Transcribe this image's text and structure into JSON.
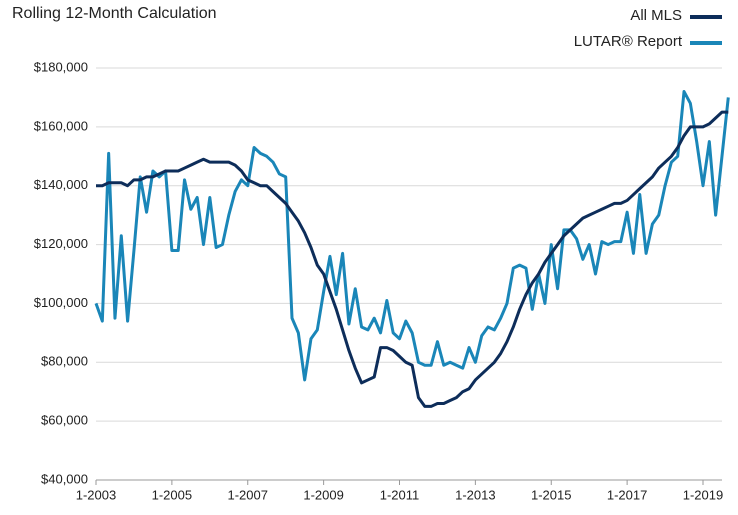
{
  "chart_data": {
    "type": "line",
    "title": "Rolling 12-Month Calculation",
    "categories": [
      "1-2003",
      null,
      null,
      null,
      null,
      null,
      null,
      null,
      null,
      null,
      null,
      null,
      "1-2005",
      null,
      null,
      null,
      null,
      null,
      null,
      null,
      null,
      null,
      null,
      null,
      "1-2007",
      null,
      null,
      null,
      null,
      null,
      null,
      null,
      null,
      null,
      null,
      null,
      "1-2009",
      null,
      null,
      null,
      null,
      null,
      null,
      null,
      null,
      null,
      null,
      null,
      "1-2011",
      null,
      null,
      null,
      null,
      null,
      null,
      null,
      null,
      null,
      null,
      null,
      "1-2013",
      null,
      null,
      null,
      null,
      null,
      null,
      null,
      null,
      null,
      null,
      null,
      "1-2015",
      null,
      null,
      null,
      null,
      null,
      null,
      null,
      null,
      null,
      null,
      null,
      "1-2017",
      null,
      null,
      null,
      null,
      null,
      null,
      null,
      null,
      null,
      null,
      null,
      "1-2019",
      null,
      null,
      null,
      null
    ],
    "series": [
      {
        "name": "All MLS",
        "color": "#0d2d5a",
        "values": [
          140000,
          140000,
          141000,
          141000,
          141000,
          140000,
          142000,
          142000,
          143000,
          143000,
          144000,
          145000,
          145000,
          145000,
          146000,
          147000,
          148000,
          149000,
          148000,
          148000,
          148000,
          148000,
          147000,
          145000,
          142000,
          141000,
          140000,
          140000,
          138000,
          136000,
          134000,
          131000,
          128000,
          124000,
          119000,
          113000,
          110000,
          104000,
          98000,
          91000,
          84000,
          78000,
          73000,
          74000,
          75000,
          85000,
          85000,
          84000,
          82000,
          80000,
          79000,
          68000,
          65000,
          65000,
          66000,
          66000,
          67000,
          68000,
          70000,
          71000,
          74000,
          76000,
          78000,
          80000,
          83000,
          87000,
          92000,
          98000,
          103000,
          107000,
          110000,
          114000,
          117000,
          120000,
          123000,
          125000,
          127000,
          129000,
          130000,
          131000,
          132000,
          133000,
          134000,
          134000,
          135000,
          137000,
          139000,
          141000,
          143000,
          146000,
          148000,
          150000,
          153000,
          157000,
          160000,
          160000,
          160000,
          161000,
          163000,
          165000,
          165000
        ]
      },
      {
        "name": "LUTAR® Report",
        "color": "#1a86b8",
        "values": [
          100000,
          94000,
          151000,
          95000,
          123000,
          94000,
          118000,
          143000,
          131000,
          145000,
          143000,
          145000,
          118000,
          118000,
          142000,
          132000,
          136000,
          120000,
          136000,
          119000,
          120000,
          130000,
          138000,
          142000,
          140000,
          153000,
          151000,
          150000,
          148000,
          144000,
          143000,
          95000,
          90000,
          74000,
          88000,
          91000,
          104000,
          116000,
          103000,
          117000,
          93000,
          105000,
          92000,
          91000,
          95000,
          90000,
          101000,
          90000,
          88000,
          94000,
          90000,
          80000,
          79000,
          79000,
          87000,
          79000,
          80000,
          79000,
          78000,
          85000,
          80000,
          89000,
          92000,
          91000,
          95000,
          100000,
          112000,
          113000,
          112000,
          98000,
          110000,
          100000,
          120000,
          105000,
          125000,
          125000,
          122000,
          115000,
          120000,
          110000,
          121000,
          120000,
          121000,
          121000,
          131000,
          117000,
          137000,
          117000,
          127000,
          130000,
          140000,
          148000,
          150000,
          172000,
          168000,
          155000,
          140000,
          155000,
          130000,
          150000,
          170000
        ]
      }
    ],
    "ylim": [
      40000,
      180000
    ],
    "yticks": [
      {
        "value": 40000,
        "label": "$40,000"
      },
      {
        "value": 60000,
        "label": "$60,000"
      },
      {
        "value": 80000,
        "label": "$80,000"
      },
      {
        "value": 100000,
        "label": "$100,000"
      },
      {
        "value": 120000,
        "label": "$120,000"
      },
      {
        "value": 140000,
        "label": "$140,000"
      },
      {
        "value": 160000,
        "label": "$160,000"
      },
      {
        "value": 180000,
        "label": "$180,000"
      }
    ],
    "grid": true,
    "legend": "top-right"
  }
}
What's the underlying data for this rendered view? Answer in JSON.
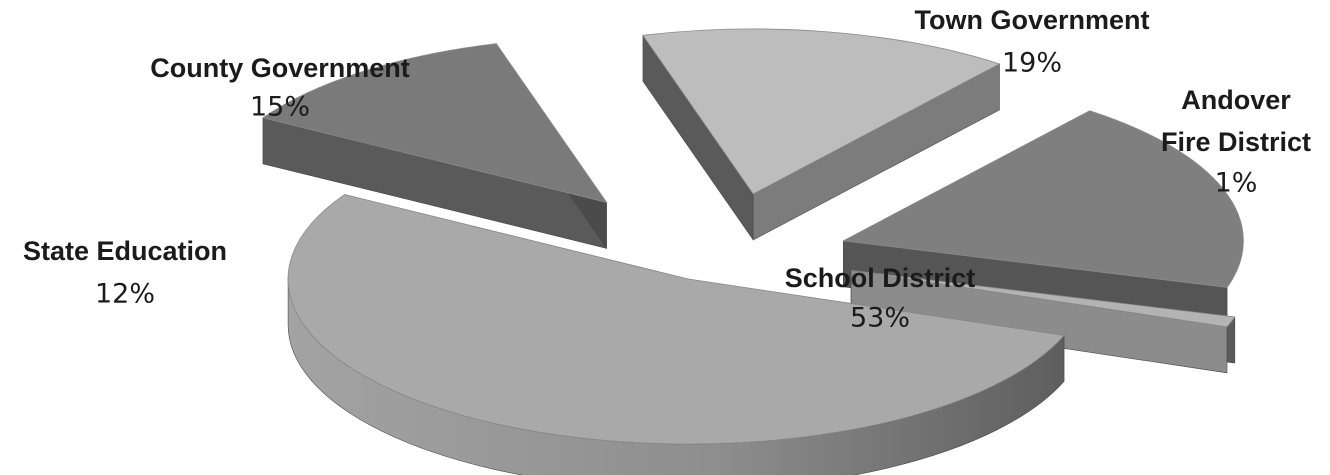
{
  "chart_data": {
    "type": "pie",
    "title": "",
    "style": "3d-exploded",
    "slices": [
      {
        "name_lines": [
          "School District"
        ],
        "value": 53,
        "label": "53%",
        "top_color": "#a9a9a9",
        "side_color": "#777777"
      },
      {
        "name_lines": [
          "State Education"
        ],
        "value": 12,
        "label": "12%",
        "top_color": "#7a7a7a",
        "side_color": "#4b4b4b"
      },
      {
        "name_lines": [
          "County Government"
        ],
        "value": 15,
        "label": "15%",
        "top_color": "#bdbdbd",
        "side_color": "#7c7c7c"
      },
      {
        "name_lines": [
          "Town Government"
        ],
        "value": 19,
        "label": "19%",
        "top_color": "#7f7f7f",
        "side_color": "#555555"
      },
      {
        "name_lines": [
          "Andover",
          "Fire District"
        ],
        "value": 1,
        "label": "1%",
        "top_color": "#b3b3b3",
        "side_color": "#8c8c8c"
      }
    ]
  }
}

AIM OF THE EXERCISE: Pictures are to be left out; repeat all the remaining data exactly.

TASK OUTPUT:
Transcribe this image's text and structure into JSON.
{
  "chart_data": {
    "type": "line",
    "title": "Rolling 12-Month Calculation",
    "categories": [
      "1-2003",
      null,
      null,
      null,
      null,
      null,
      null,
      null,
      null,
      null,
      null,
      null,
      "1-2005",
      null,
      null,
      null,
      null,
      null,
      null,
      null,
      null,
      null,
      null,
      null,
      "1-2007",
      null,
      null,
      null,
      null,
      null,
      null,
      null,
      null,
      null,
      null,
      null,
      "1-2009",
      null,
      null,
      null,
      null,
      null,
      null,
      null,
      null,
      null,
      null,
      null,
      "1-2011",
      null,
      null,
      null,
      null,
      null,
      null,
      null,
      null,
      null,
      null,
      null,
      "1-2013",
      null,
      null,
      null,
      null,
      null,
      null,
      null,
      null,
      null,
      null,
      null,
      "1-2015",
      null,
      null,
      null,
      null,
      null,
      null,
      null,
      null,
      null,
      null,
      null,
      "1-2017",
      null,
      null,
      null,
      null,
      null,
      null,
      null,
      null,
      null,
      null,
      null,
      "1-2019",
      null,
      null,
      null,
      null
    ],
    "series": [
      {
        "name": "All MLS",
        "color": "#0d2d5a",
        "values": [
          140000,
          140000,
          141000,
          141000,
          141000,
          140000,
          142000,
          142000,
          143000,
          143000,
          144000,
          145000,
          145000,
          145000,
          146000,
          147000,
          148000,
          149000,
          148000,
          148000,
          148000,
          148000,
          147000,
          145000,
          142000,
          141000,
          140000,
          140000,
          138000,
          136000,
          134000,
          131000,
          128000,
          124000,
          119000,
          113000,
          110000,
          104000,
          98000,
          91000,
          84000,
          78000,
          73000,
          74000,
          75000,
          85000,
          85000,
          84000,
          82000,
          80000,
          79000,
          68000,
          65000,
          65000,
          66000,
          66000,
          67000,
          68000,
          70000,
          71000,
          74000,
          76000,
          78000,
          80000,
          83000,
          87000,
          92000,
          98000,
          103000,
          107000,
          110000,
          114000,
          117000,
          120000,
          123000,
          125000,
          127000,
          129000,
          130000,
          131000,
          132000,
          133000,
          134000,
          134000,
          135000,
          137000,
          139000,
          141000,
          143000,
          146000,
          148000,
          150000,
          153000,
          157000,
          160000,
          160000,
          160000,
          161000,
          163000,
          165000,
          165000
        ]
      },
      {
        "name": "LUTAR® Report",
        "color": "#1a86b8",
        "values": [
          100000,
          94000,
          151000,
          95000,
          123000,
          94000,
          118000,
          143000,
          131000,
          145000,
          143000,
          145000,
          118000,
          118000,
          142000,
          132000,
          136000,
          120000,
          136000,
          119000,
          120000,
          130000,
          138000,
          142000,
          140000,
          153000,
          151000,
          150000,
          148000,
          144000,
          143000,
          95000,
          90000,
          74000,
          88000,
          91000,
          104000,
          116000,
          103000,
          117000,
          93000,
          105000,
          92000,
          91000,
          95000,
          90000,
          101000,
          90000,
          88000,
          94000,
          90000,
          80000,
          79000,
          79000,
          87000,
          79000,
          80000,
          79000,
          78000,
          85000,
          80000,
          89000,
          92000,
          91000,
          95000,
          100000,
          112000,
          113000,
          112000,
          98000,
          110000,
          100000,
          120000,
          105000,
          125000,
          125000,
          122000,
          115000,
          120000,
          110000,
          121000,
          120000,
          121000,
          121000,
          131000,
          117000,
          137000,
          117000,
          127000,
          130000,
          140000,
          148000,
          150000,
          172000,
          168000,
          155000,
          140000,
          155000,
          130000,
          150000,
          170000
        ]
      }
    ],
    "ylim": [
      40000,
      180000
    ],
    "yticks": [
      {
        "value": 40000,
        "label": "$40,000"
      },
      {
        "value": 60000,
        "label": "$60,000"
      },
      {
        "value": 80000,
        "label": "$80,000"
      },
      {
        "value": 100000,
        "label": "$100,000"
      },
      {
        "value": 120000,
        "label": "$120,000"
      },
      {
        "value": 140000,
        "label": "$140,000"
      },
      {
        "value": 160000,
        "label": "$160,000"
      },
      {
        "value": 180000,
        "label": "$180,000"
      }
    ],
    "grid": true,
    "legend": "top-right"
  }
}
What's the underlying data for this rendered view? Answer in JSON.
{
  "chart_data": {
    "type": "pie",
    "title": "",
    "style": "3d-exploded",
    "slices": [
      {
        "name_lines": [
          "School District"
        ],
        "value": 53,
        "label": "53%",
        "top_color": "#a9a9a9",
        "side_color": "#777777"
      },
      {
        "name_lines": [
          "State Education"
        ],
        "value": 12,
        "label": "12%",
        "top_color": "#7a7a7a",
        "side_color": "#4b4b4b"
      },
      {
        "name_lines": [
          "County Government"
        ],
        "value": 15,
        "label": "15%",
        "top_color": "#bdbdbd",
        "side_color": "#7c7c7c"
      },
      {
        "name_lines": [
          "Town Government"
        ],
        "value": 19,
        "label": "19%",
        "top_color": "#7f7f7f",
        "side_color": "#555555"
      },
      {
        "name_lines": [
          "Andover",
          "Fire District"
        ],
        "value": 1,
        "label": "1%",
        "top_color": "#b3b3b3",
        "side_color": "#8c8c8c"
      }
    ]
  }
}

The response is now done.